→ **Goal**:
Report how many lines in the entries below contain the string "Yield", counting case-sensitively. Give only the number.

→ **Available records**:

◇ ◇ ◇ ◇ ◇

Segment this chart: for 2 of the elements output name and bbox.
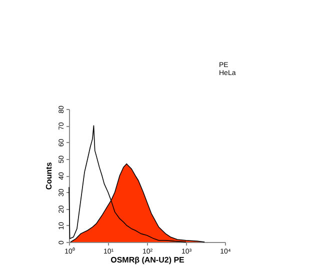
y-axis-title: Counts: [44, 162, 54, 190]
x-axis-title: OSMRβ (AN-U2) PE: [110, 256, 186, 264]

◇ ◇ ◇ ◇ ◇

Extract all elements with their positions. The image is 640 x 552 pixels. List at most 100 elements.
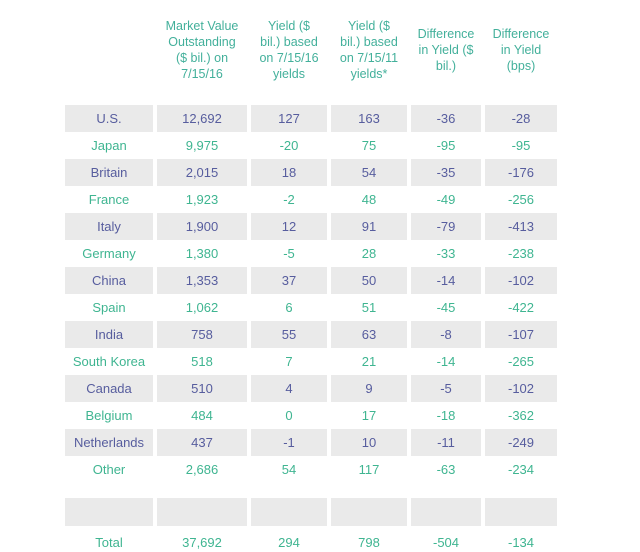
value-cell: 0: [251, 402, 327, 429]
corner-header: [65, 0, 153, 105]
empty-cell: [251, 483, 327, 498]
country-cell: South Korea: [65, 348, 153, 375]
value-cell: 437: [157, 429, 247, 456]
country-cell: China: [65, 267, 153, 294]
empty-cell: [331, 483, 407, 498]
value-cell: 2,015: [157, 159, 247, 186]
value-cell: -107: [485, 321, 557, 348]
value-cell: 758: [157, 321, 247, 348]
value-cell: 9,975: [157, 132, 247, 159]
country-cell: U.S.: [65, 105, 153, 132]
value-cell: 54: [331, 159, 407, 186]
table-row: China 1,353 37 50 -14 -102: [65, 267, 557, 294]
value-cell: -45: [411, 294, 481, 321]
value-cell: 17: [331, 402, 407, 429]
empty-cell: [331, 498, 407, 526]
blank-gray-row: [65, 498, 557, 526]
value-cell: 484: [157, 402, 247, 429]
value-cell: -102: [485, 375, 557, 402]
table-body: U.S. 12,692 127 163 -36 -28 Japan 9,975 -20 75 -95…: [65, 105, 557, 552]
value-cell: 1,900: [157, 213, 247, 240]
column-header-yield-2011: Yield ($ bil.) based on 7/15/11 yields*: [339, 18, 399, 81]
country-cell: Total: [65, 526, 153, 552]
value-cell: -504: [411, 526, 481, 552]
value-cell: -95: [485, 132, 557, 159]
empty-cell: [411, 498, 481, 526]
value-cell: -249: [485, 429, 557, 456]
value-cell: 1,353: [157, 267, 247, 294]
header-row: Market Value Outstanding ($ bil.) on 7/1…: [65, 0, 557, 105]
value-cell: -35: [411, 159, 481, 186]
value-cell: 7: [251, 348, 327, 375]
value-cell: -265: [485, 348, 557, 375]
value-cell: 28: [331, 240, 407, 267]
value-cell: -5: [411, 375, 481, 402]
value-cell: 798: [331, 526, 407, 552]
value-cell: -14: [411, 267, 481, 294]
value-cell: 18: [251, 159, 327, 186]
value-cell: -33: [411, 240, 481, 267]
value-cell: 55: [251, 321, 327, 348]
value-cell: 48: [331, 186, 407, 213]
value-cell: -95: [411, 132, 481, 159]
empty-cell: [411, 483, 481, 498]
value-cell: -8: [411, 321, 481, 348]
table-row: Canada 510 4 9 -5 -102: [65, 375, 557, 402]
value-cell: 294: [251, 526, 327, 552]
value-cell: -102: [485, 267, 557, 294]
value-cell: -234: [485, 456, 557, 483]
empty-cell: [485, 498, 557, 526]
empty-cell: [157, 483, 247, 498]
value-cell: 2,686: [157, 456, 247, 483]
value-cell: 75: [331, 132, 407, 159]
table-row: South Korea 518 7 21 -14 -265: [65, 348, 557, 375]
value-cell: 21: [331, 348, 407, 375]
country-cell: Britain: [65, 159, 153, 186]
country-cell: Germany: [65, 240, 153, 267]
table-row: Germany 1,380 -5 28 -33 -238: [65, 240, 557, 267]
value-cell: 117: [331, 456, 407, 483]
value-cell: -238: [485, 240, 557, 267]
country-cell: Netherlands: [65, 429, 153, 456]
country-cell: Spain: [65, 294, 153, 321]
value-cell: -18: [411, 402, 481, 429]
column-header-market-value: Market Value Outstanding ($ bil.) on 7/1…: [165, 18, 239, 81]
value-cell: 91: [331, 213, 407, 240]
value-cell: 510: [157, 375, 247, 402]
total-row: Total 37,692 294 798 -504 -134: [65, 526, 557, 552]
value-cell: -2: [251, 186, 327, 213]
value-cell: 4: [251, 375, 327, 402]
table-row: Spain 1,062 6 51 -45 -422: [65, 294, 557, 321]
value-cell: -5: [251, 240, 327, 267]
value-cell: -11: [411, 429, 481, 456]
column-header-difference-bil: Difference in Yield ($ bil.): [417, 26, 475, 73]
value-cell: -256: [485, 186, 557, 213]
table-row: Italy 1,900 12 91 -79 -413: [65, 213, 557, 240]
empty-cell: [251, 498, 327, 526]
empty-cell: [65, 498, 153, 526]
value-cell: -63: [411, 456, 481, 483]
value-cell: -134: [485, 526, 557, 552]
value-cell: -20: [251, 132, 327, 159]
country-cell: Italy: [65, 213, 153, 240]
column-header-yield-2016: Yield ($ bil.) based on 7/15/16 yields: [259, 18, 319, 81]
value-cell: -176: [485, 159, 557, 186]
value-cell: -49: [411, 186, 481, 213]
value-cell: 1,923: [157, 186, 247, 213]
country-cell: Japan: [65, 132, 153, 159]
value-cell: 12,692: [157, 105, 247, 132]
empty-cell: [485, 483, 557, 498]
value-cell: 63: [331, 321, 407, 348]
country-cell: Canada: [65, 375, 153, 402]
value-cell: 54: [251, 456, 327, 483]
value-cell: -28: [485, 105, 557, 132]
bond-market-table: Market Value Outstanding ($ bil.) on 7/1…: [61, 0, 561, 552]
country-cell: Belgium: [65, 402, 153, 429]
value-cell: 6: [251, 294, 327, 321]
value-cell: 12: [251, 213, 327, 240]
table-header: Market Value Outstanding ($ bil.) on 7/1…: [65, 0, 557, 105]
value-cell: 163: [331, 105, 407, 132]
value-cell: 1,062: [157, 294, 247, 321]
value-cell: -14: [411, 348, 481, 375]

◇ ◇ ◇ ◇ ◇

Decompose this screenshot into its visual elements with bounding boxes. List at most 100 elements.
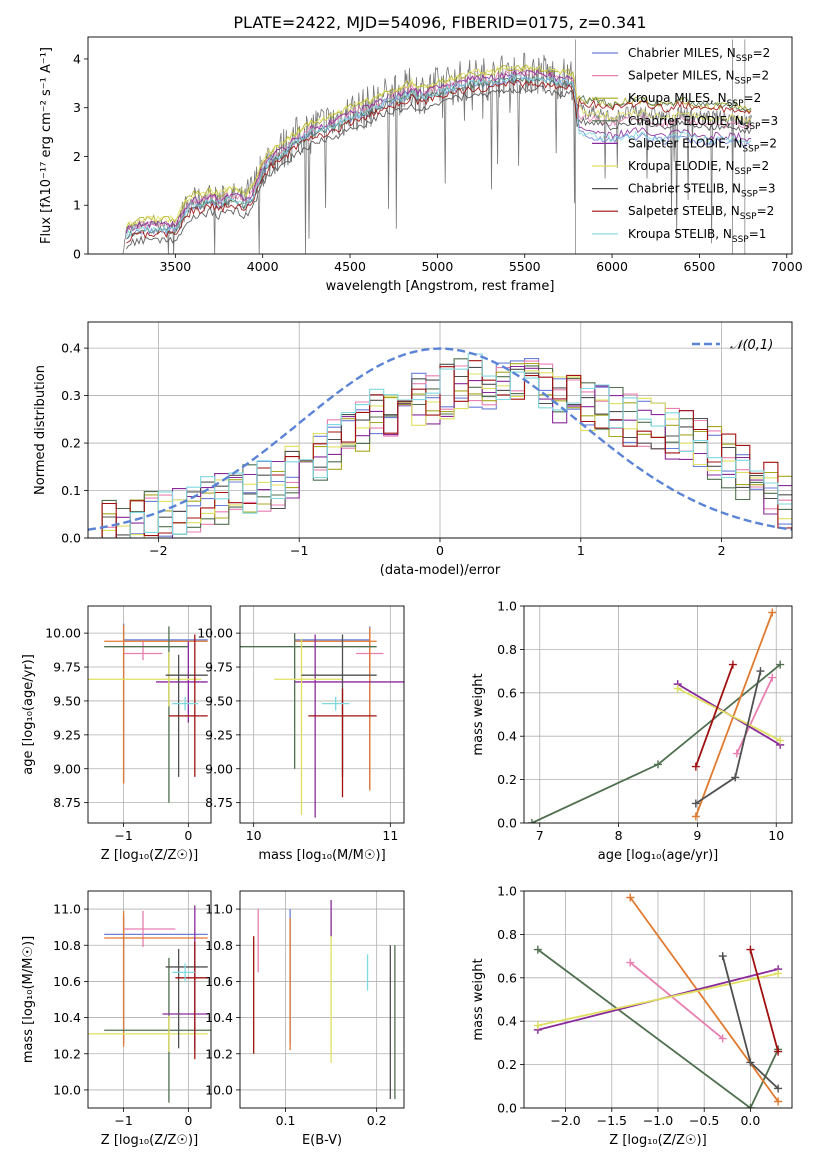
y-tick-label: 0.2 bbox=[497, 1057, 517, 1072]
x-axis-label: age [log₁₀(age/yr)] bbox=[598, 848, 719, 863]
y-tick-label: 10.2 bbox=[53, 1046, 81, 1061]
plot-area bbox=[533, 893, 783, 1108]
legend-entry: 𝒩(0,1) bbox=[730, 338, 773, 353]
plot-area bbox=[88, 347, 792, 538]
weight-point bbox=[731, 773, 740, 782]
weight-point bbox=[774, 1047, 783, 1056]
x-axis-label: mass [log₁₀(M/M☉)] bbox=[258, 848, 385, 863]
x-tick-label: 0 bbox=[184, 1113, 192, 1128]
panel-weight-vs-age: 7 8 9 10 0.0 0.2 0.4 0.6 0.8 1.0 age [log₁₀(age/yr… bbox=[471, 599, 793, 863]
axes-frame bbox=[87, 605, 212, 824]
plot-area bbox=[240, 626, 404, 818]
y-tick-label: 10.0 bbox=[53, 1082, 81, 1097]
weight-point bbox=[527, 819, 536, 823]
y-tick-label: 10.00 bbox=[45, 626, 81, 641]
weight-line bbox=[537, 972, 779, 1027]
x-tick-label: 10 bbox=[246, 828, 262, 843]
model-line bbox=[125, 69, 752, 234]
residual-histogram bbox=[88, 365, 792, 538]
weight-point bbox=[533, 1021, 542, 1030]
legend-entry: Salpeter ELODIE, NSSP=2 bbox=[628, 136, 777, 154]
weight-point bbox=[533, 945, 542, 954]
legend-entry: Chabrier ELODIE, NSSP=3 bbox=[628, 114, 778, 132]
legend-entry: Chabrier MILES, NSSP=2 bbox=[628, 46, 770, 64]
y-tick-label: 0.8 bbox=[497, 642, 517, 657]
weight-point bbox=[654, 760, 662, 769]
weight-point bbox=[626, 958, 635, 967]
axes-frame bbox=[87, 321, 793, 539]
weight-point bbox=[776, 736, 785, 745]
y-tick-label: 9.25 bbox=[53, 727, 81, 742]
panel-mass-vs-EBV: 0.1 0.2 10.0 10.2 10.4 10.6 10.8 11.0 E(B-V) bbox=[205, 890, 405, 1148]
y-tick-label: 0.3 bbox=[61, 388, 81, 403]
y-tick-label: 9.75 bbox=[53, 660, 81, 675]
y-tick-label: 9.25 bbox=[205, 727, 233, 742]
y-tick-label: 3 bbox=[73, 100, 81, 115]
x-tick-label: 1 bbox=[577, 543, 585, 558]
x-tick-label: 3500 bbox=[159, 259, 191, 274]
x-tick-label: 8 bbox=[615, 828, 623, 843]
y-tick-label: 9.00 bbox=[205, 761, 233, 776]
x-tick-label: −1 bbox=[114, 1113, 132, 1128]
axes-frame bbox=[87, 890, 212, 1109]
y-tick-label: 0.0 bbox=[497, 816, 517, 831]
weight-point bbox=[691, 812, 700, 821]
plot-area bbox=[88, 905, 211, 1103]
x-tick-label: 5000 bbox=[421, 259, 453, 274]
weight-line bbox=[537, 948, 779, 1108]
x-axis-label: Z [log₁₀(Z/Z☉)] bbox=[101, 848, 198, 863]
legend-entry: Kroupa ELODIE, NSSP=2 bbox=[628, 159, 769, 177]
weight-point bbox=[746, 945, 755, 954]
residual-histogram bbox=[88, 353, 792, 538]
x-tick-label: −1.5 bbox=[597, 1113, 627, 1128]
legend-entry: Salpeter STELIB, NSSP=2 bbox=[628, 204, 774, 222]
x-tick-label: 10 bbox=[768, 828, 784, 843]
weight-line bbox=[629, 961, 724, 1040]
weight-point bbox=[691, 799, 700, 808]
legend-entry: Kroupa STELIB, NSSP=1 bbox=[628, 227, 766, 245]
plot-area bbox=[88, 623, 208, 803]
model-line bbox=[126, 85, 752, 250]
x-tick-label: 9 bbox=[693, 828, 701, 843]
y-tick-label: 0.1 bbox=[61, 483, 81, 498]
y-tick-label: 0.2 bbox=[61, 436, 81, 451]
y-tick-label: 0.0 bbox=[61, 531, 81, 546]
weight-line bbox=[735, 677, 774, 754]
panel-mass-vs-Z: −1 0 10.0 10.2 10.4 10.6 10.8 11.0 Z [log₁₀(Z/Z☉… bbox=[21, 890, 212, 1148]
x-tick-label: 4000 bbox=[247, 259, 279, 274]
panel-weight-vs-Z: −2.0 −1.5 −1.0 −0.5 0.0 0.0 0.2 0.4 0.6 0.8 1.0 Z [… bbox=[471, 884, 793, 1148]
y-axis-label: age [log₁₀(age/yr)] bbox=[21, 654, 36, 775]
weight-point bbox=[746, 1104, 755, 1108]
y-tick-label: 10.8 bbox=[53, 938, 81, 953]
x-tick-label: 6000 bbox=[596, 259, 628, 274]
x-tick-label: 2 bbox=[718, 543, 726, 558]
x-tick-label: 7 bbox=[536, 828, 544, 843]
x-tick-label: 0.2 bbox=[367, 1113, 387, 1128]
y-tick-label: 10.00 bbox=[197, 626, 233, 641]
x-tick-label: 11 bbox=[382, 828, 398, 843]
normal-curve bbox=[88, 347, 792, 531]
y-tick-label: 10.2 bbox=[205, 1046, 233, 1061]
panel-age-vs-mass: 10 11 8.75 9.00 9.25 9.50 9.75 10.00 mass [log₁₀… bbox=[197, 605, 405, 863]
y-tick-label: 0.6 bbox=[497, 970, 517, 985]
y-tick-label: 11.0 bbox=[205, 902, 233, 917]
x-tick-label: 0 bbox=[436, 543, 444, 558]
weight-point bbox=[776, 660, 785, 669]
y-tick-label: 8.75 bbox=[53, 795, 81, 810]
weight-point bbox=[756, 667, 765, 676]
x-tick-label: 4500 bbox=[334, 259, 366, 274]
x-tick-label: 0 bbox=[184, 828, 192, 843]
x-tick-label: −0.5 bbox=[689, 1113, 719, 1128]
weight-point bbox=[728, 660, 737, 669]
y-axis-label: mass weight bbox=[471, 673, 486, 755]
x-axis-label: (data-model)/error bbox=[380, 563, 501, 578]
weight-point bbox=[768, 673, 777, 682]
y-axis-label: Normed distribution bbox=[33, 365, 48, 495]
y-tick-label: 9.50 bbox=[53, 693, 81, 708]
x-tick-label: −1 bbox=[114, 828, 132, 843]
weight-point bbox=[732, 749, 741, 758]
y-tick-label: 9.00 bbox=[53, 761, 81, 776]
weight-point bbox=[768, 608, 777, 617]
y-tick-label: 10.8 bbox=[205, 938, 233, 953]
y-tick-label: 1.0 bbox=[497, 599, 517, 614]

◇ ◇ ◇ ◇ ◇

→ **Answer for this exercise**:
3